→ **Exercise input**:

===

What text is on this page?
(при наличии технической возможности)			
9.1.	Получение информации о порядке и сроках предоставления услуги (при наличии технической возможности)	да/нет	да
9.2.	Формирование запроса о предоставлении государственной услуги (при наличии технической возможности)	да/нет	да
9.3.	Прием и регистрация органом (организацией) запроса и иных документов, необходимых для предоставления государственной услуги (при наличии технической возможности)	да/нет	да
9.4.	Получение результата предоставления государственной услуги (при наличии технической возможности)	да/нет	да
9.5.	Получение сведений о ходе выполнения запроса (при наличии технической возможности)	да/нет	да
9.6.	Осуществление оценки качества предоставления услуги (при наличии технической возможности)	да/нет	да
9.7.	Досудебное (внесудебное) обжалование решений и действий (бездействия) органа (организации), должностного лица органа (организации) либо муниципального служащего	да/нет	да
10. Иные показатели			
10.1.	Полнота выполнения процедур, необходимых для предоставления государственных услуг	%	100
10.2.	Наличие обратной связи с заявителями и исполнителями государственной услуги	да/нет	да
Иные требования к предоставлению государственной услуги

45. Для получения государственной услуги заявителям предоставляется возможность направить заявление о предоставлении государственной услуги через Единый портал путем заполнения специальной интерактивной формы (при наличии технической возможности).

===

Write an exact transcription of every entry above.

What text is on this page?
(при наличии технической возможности)			
9.1.	Получение информации о порядке и сроках предоставления услуги (при наличии технической возможности)	да/нет	да
9.2.	Формирование запроса о предоставлении государственной услуги (при наличии технической возможности)	да/нет	да
9.3.	Прием и регистрация органом (организацией) запроса и иных документов, необходимых для предоставления государственной услуги (при наличии технической возможности)	да/нет	да
9.4.	Получение результата предоставления государственной услуги (при наличии технической возможности)	да/нет	да
9.5.	Получение сведений о ходе выполнения запроса (при наличии технической возможности)	да/нет	да
9.6.	Осуществление оценки качества предоставления услуги (при наличии технической возможности)	да/нет	да
9.7.	Досудебное (внесудебное) обжалование решений и действий (бездействия) органа (организации), должностного лица органа (организации) либо муниципального служащего	да/нет	да
10. Иные показатели			
10.1.	Полнота выполнения процедур, необходимых для предоставления государственных услуг	%	100
10.2.	Наличие обратной связи с заявителями и исполнителями государственной услуги	да/нет	да
Иные требования к предоставлению государственной услуги

45. Для получения государственной услуги заявителям предоставляется возможность направить заявление о предоставлении государственной услуги через Единый портал путем заполнения специальной интерактивной формы (при наличии технической возможности).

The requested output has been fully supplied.